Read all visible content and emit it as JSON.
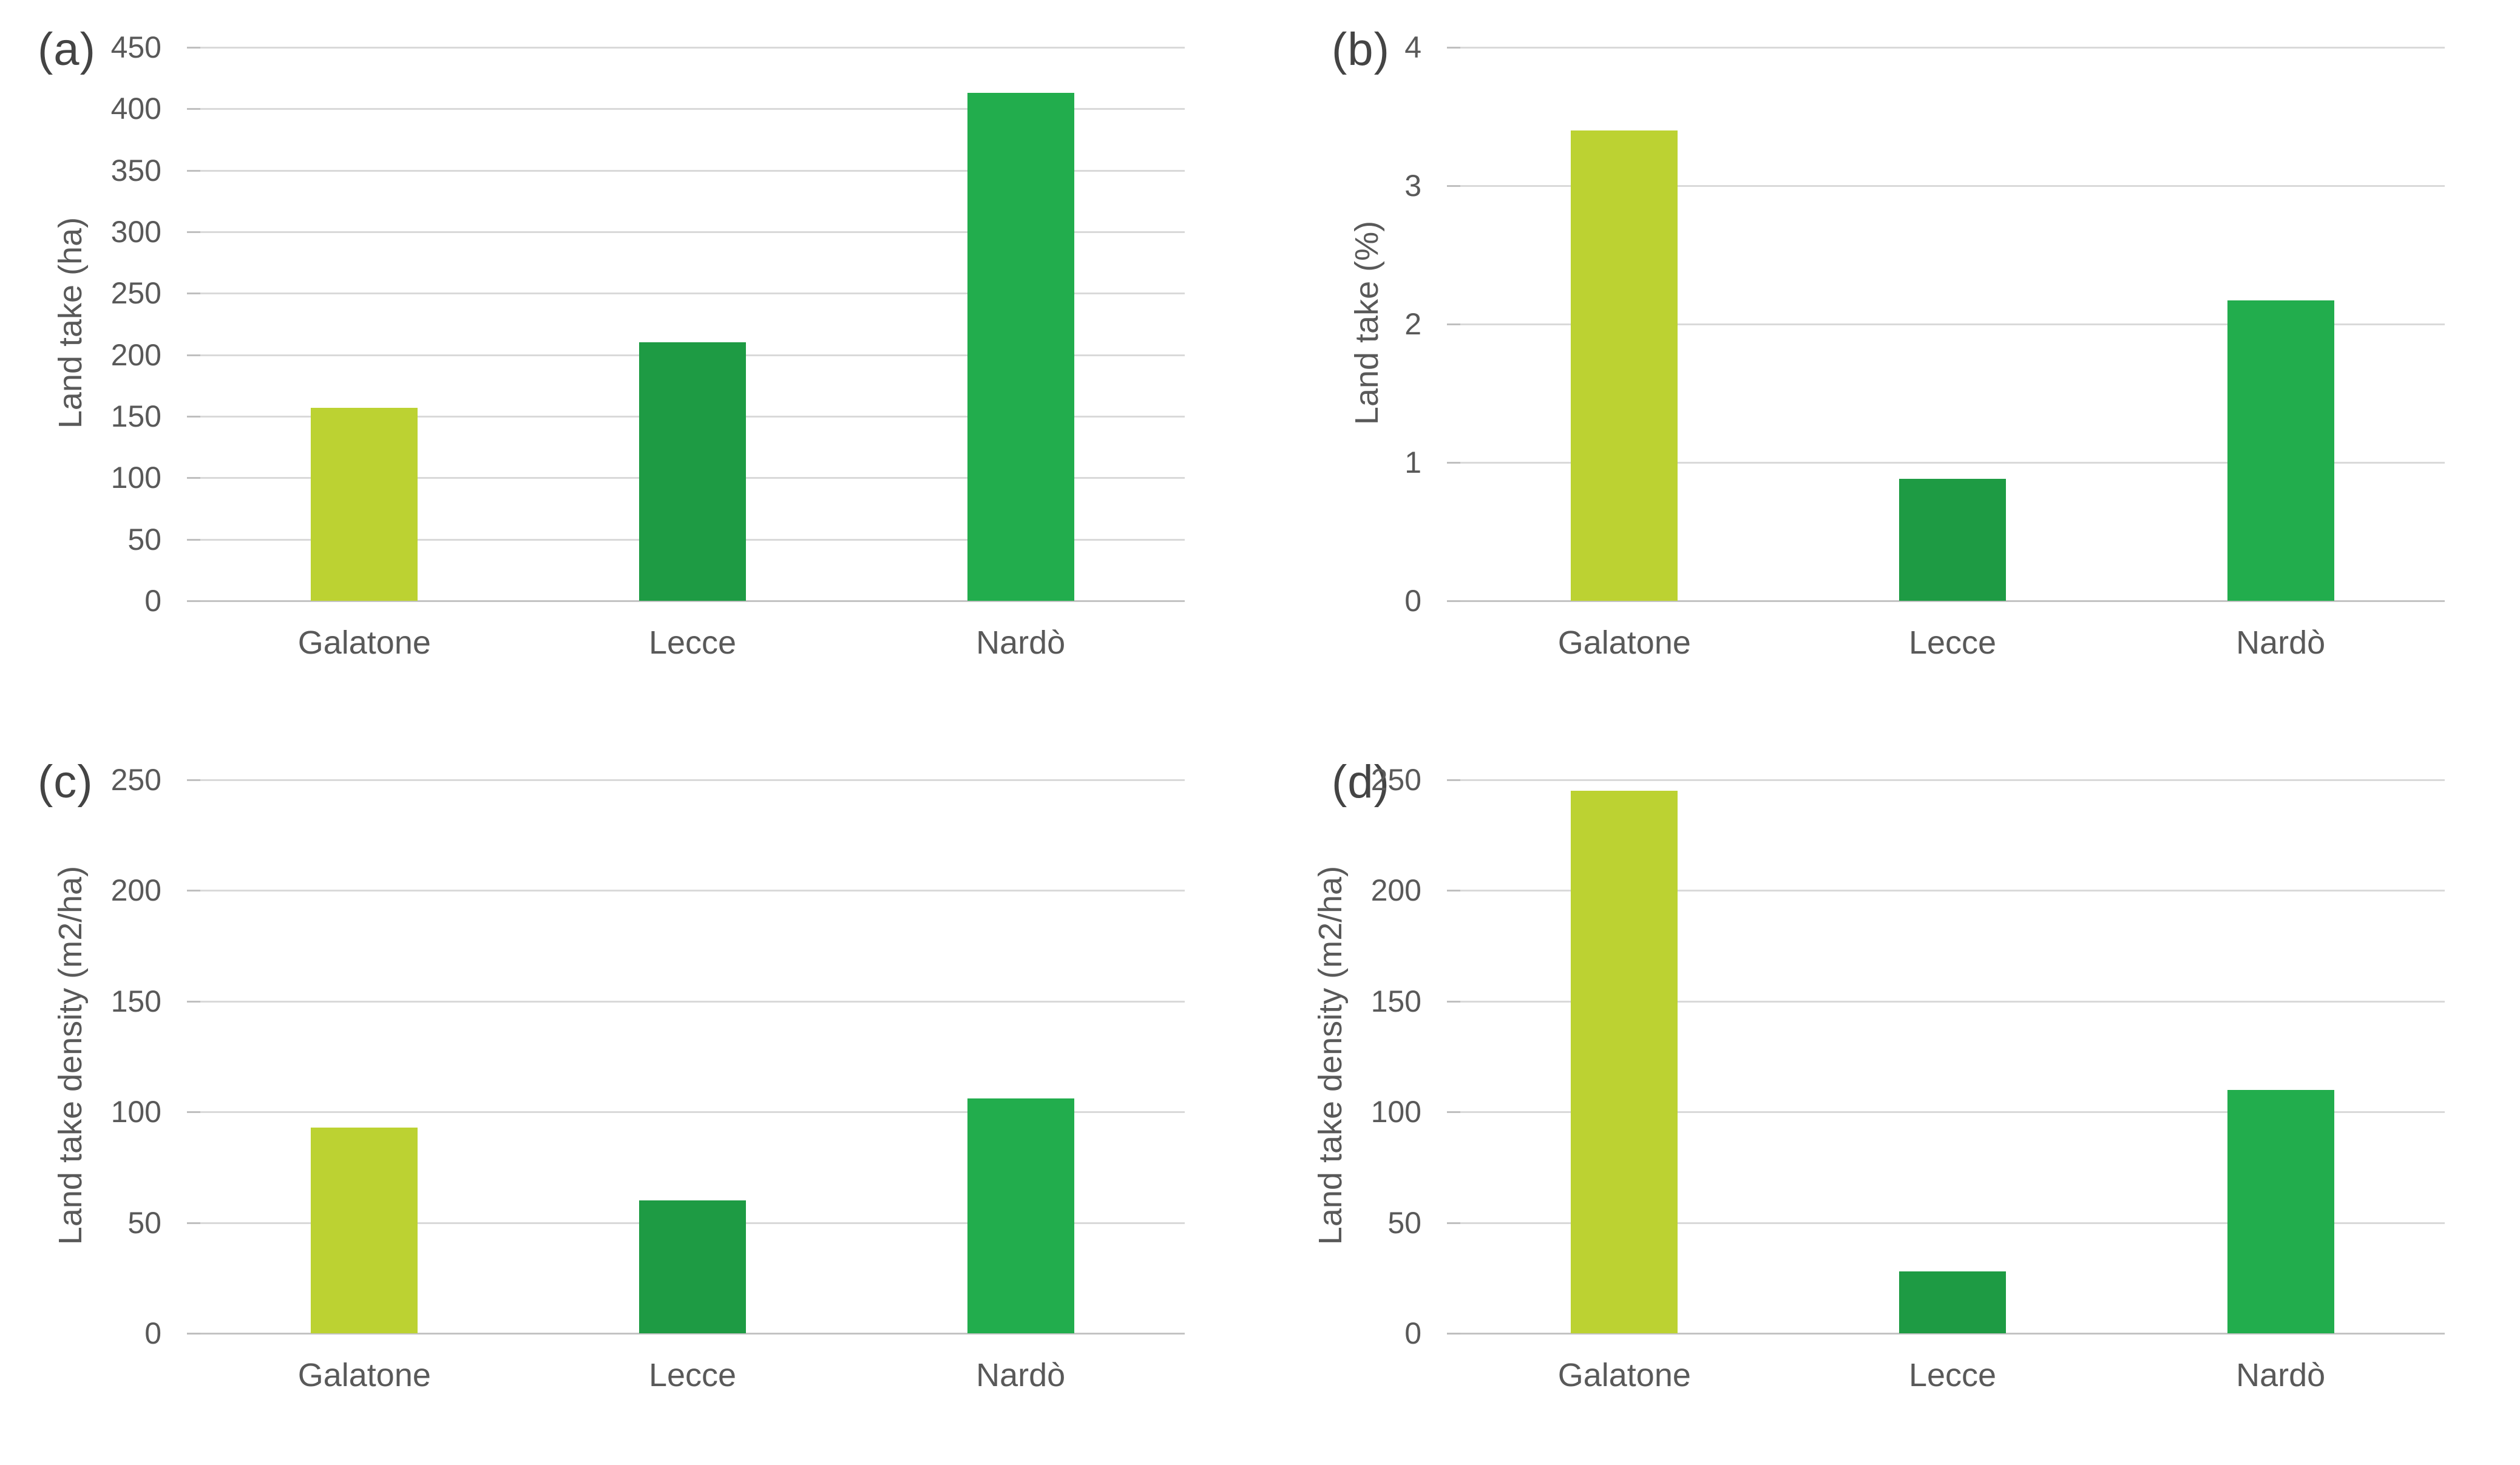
{
  "figure": {
    "background": "#ffffff",
    "text_color": "#595959",
    "panel_label_color": "#444444",
    "gridline_color": "#d9d9d9",
    "axis_line_color": "#c3c3c3",
    "bar_colors": {
      "galatone": "#bcd232",
      "lecce": "#1e9b44",
      "nardo": "#22ad4d"
    }
  },
  "chart_data": [
    {
      "type": "bar",
      "panel": "(a)",
      "title": "",
      "xlabel": "",
      "ylabel": "Land take (ha)",
      "categories": [
        "Galatone",
        "Lecce",
        "Nardò"
      ],
      "values": [
        157,
        210,
        413
      ],
      "colors": [
        "#bcd232",
        "#1e9b44",
        "#22ad4d"
      ],
      "ylim": [
        0,
        450
      ],
      "yticks": [
        0,
        50,
        100,
        150,
        200,
        250,
        300,
        350,
        400,
        450
      ],
      "grid": true,
      "legend": "none"
    },
    {
      "type": "bar",
      "panel": "(b)",
      "title": "",
      "xlabel": "",
      "ylabel": "Land take (%)",
      "categories": [
        "Galatone",
        "Lecce",
        "Nardò"
      ],
      "values": [
        3.4,
        0.88,
        2.17
      ],
      "colors": [
        "#bcd232",
        "#1e9b44",
        "#22ad4d"
      ],
      "ylim": [
        0,
        4
      ],
      "yticks": [
        0,
        1,
        2,
        3,
        4
      ],
      "grid": true,
      "legend": "none"
    },
    {
      "type": "bar",
      "panel": "(c)",
      "title": "",
      "xlabel": "",
      "ylabel": "Land take density (m2/ha)",
      "categories": [
        "Galatone",
        "Lecce",
        "Nardò"
      ],
      "values": [
        93,
        60,
        106
      ],
      "colors": [
        "#bcd232",
        "#1e9b44",
        "#22ad4d"
      ],
      "ylim": [
        0,
        250
      ],
      "yticks": [
        0,
        50,
        100,
        150,
        200,
        250
      ],
      "grid": true,
      "legend": "none"
    },
    {
      "type": "bar",
      "panel": "(d)",
      "title": "",
      "xlabel": "",
      "ylabel": "Land take density (m2/ha)",
      "categories": [
        "Galatone",
        "Lecce",
        "Nardò"
      ],
      "values": [
        245,
        28,
        110
      ],
      "colors": [
        "#bcd232",
        "#1e9b44",
        "#22ad4d"
      ],
      "ylim": [
        0,
        250
      ],
      "yticks": [
        0,
        50,
        100,
        150,
        200,
        250
      ],
      "grid": true,
      "legend": "none"
    }
  ]
}
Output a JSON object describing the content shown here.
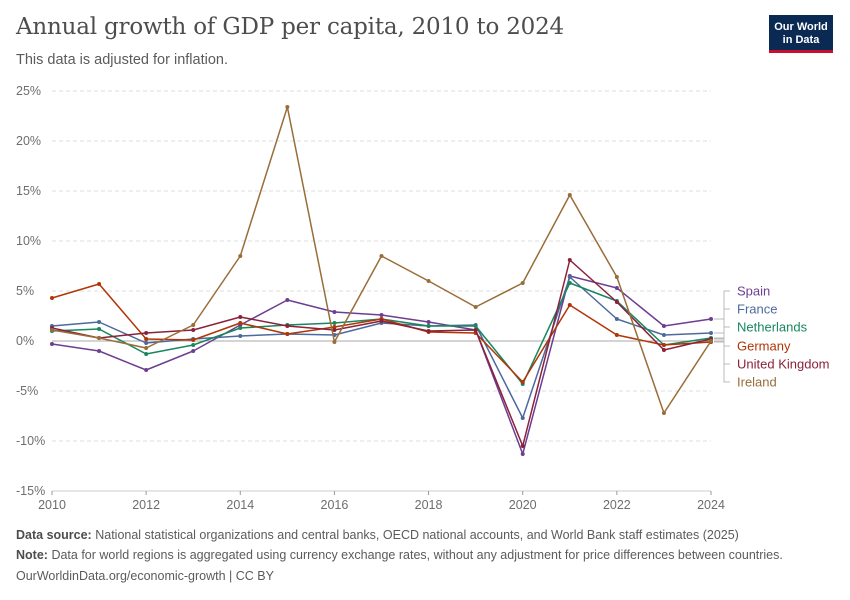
{
  "title": "Annual growth of GDP per capita, 2010 to 2024",
  "subtitle": "This data is adjusted for inflation.",
  "logo": {
    "line1": "Our World",
    "line2": "in Data",
    "bg": "#0b2a53",
    "accent": "#c8102e"
  },
  "footer": {
    "source_label": "Data source:",
    "source_text": "National statistical organizations and central banks, OECD national accounts, and World Bank staff estimates (2025)",
    "note_label": "Note:",
    "note_text": "Data for world regions is aggregated using currency exchange rates, without any adjustment for price differences between countries.",
    "url_text": "OurWorldinData.org/economic-growth | CC BY"
  },
  "chart_data": {
    "type": "line",
    "x": [
      2010,
      2011,
      2012,
      2013,
      2014,
      2015,
      2016,
      2017,
      2018,
      2019,
      2020,
      2021,
      2022,
      2023,
      2024
    ],
    "xticks": [
      2010,
      2012,
      2014,
      2016,
      2018,
      2020,
      2022,
      2024
    ],
    "ylim": [
      -15,
      25
    ],
    "yticks": [
      -15,
      -10,
      -5,
      0,
      5,
      10,
      15,
      20,
      25
    ],
    "ytick_labels": [
      "-15%",
      "-10%",
      "-5%",
      "0%",
      "5%",
      "10%",
      "15%",
      "20%",
      "25%"
    ],
    "grid": "horizontal-dashed",
    "legend_position": "right",
    "series": [
      {
        "name": "Spain",
        "color": "#6d3e91",
        "values": [
          -0.3,
          -1.0,
          -2.9,
          -1.0,
          1.6,
          4.1,
          2.9,
          2.6,
          1.9,
          1.1,
          -11.3,
          6.5,
          5.3,
          1.5,
          2.2
        ]
      },
      {
        "name": "France",
        "color": "#4c6a9c",
        "values": [
          1.5,
          1.9,
          -0.2,
          0.2,
          0.5,
          0.7,
          0.6,
          1.8,
          1.5,
          1.6,
          -7.7,
          6.4,
          2.2,
          0.6,
          0.8
        ]
      },
      {
        "name": "Netherlands",
        "color": "#18875d",
        "values": [
          1.0,
          1.2,
          -1.3,
          -0.4,
          1.3,
          1.6,
          1.8,
          2.2,
          1.5,
          1.5,
          -4.3,
          5.8,
          4.0,
          -0.4,
          0.3
        ]
      },
      {
        "name": "Germany",
        "color": "#b13507",
        "values": [
          4.3,
          5.7,
          0.2,
          0.1,
          1.8,
          0.7,
          1.4,
          2.2,
          0.9,
          0.8,
          -4.1,
          3.6,
          0.6,
          -0.4,
          -0.1
        ]
      },
      {
        "name": "United Kingdom",
        "color": "#8a2239",
        "values": [
          1.3,
          0.3,
          0.8,
          1.1,
          2.4,
          1.5,
          1.1,
          2.0,
          1.0,
          1.1,
          -10.5,
          8.1,
          3.9,
          -0.9,
          0.2
        ]
      },
      {
        "name": "Ireland",
        "color": "#996d39",
        "values": [
          1.1,
          0.3,
          -0.7,
          1.6,
          8.5,
          23.4,
          -0.1,
          8.5,
          6.0,
          3.4,
          5.8,
          14.6,
          6.4,
          -7.2,
          0.0
        ]
      }
    ]
  }
}
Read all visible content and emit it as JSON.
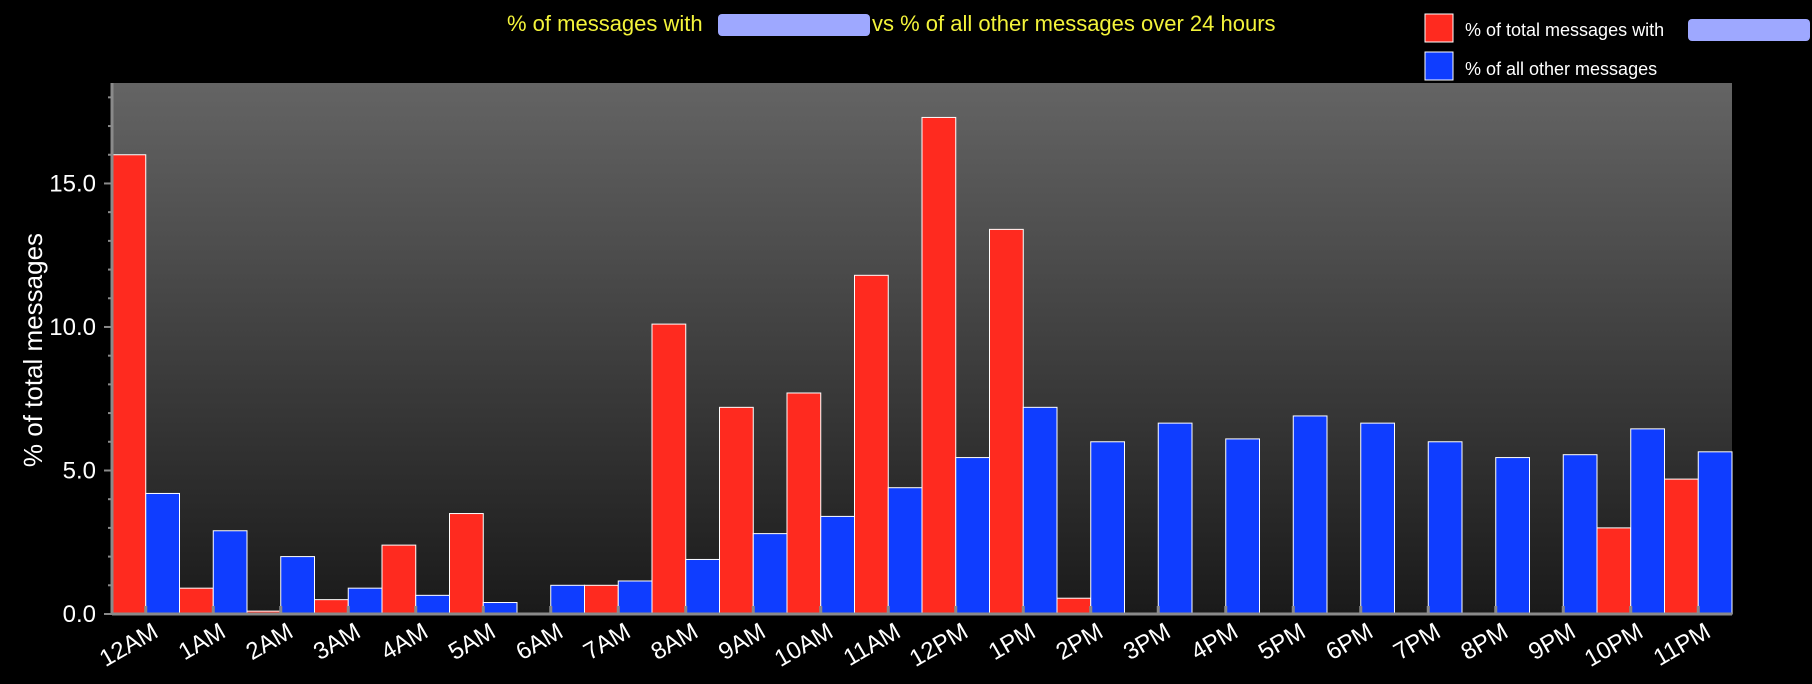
{
  "chart_data": {
    "type": "bar",
    "title_prefix": "% of messages with",
    "title_suffix": "vs % of all other messages over 24 hours",
    "xlabel": "",
    "ylabel": "% of total messages",
    "ylim": [
      0,
      18.5
    ],
    "yticks": [
      {
        "value": 0,
        "label": "0.0"
      },
      {
        "value": 5,
        "label": "5.0"
      },
      {
        "value": 10,
        "label": "10.0"
      },
      {
        "value": 15,
        "label": "15.0"
      }
    ],
    "categories": [
      "12AM",
      "1AM",
      "2AM",
      "3AM",
      "4AM",
      "5AM",
      "6AM",
      "7AM",
      "8AM",
      "9AM",
      "10AM",
      "11AM",
      "12PM",
      "1PM",
      "2PM",
      "3PM",
      "4PM",
      "5PM",
      "6PM",
      "7PM",
      "8PM",
      "9PM",
      "10PM",
      "11PM"
    ],
    "legend_position": "top-right",
    "series": [
      {
        "name": "% of total messages with",
        "color": "#ff2a1f",
        "values": [
          16.0,
          0.9,
          0.1,
          0.5,
          2.4,
          3.5,
          0,
          1.0,
          10.1,
          7.2,
          7.7,
          11.8,
          17.3,
          13.4,
          0.55,
          0,
          0,
          0,
          0,
          0,
          0,
          0,
          3.0,
          4.7
        ]
      },
      {
        "name": "% of all other messages",
        "color": "#0f3dff",
        "values": [
          4.2,
          2.9,
          2.0,
          0.9,
          0.65,
          0.4,
          1.0,
          1.15,
          1.9,
          2.8,
          3.4,
          4.4,
          5.45,
          7.2,
          6.0,
          6.65,
          6.1,
          6.9,
          6.65,
          6.0,
          5.45,
          5.55,
          6.45,
          5.65
        ]
      }
    ],
    "redaction_color": "#9ea8ff"
  }
}
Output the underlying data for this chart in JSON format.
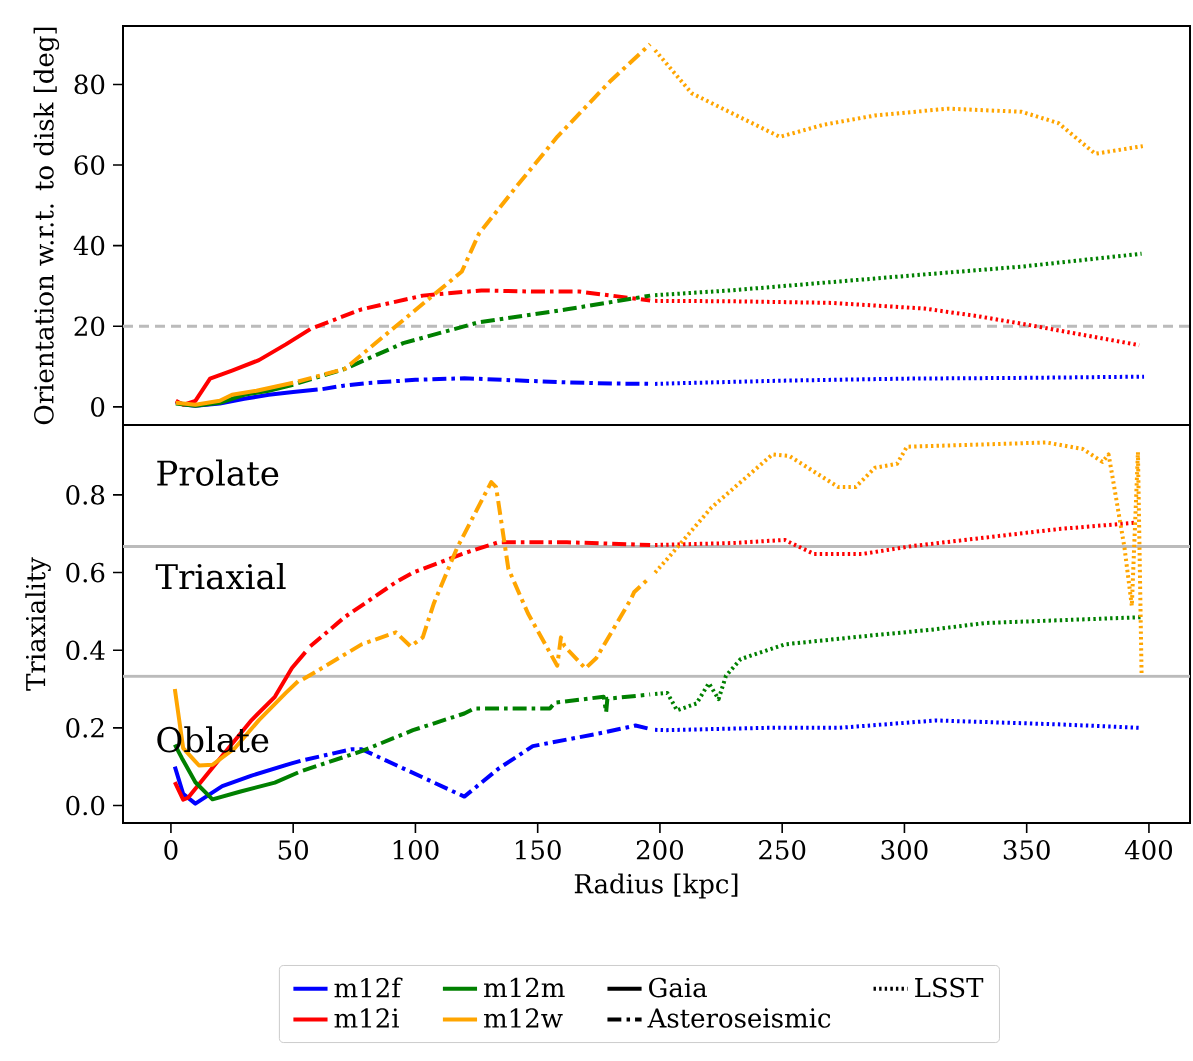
+===+
Your objective » Show, from the material above, each line that includes the string "JSON".

Task output »
Read all visible content and emit it as JSON.
Output a JSON object describing the content shown here.
Read all visible content and emit it as JSON.
Output the underlying data for this chart in JSON format.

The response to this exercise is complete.